DATA IN THIS EXERCISE:
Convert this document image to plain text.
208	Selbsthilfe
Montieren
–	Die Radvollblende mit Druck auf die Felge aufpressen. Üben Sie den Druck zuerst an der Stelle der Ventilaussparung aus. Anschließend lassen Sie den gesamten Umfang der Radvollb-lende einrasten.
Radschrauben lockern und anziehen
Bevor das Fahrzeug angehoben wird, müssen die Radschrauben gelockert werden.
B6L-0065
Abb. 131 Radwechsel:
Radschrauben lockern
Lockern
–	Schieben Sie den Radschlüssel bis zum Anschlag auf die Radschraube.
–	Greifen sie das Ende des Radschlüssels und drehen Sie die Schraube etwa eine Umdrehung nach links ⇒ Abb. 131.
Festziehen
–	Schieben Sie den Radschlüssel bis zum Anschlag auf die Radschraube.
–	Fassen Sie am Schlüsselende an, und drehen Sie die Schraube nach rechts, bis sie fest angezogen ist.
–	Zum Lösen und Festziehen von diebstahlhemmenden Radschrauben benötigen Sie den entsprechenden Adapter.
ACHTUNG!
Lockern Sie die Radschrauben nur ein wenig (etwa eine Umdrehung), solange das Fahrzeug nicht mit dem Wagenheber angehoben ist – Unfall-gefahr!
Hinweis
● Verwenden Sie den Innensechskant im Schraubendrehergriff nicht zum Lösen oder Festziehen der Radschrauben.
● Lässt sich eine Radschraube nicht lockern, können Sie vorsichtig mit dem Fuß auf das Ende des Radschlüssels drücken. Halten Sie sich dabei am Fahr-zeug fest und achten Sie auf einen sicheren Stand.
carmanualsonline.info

REQUIRED TASK: Print the entries exactly. Include every one.

RIGHT ANSWER:
Convert this document image to plain text.
208	Selbsthilfe
Montieren
–	Die Radvollblende mit Druck auf die Felge aufpressen. Üben Sie den Druck zuerst an der Stelle der Ventilaussparung aus. Anschließend lassen Sie den gesamten Umfang der Radvollb-lende einrasten.
Radschrauben lockern und anziehen
Bevor das Fahrzeug angehoben wird, müssen die Radschrauben gelockert werden.
B6L-0065
Abb. 131 Radwechsel:
Radschrauben lockern
Lockern
–	Schieben Sie den Radschlüssel bis zum Anschlag auf die Radschraube.
–	Greifen sie das Ende des Radschlüssels und drehen Sie die Schraube etwa eine Umdrehung nach links ⇒ Abb. 131.
Festziehen
–	Schieben Sie den Radschlüssel bis zum Anschlag auf die Radschraube.
–	Fassen Sie am Schlüsselende an, und drehen Sie die Schraube nach rechts, bis sie fest angezogen ist.
–	Zum Lösen und Festziehen von diebstahlhemmenden Radschrauben benötigen Sie den entsprechenden Adapter.
ACHTUNG!
Lockern Sie die Radschrauben nur ein wenig (etwa eine Umdrehung), solange das Fahrzeug nicht mit dem Wagenheber angehoben ist – Unfall-gefahr!
Hinweis
● Verwenden Sie den Innensechskant im Schraubendrehergriff nicht zum Lösen oder Festziehen der Radschrauben.
● Lässt sich eine Radschraube nicht lockern, können Sie vorsichtig mit dem Fuß auf das Ende des Radschlüssels drücken. Halten Sie sich dabei am Fahr-zeug fest und achten Sie auf einen sicheren Stand.
carmanualsonline.info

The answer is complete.